* **Given exercise**
Look for the string "暮色回响" in every line, and copy each line that has it.

>> START

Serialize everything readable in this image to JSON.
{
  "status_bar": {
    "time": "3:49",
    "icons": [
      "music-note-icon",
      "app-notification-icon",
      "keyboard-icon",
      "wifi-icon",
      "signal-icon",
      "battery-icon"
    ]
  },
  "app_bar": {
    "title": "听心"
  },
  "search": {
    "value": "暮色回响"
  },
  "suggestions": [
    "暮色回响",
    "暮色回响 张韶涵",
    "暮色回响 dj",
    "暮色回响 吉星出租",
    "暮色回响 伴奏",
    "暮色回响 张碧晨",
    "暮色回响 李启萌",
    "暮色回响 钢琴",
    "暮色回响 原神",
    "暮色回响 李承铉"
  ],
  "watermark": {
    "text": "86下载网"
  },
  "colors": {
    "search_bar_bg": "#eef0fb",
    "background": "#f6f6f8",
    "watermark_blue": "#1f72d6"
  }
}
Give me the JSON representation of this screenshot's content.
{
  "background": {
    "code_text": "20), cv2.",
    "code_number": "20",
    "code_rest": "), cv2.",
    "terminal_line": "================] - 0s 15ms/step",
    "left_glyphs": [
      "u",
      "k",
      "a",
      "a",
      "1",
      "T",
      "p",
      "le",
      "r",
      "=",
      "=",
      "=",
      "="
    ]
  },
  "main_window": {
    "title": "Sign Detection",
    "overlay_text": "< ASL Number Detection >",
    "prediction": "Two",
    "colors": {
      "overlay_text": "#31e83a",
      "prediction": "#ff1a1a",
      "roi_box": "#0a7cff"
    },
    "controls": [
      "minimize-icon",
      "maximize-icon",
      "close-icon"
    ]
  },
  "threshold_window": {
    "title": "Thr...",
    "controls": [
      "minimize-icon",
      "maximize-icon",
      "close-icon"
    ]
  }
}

>> END

* **The response**
    "value": "暮色回响"
    "暮色回响",
    "暮色回响 张韶涵",
    "暮色回响 dj",
    "暮色回响 吉星出租",
    "暮色回响 伴奏",
    "暮色回响 张碧晨",
    "暮色回响 李启萌",
    "暮色回响 钢琴",
    "暮色回响 原神",
    "暮色回响 李承铉"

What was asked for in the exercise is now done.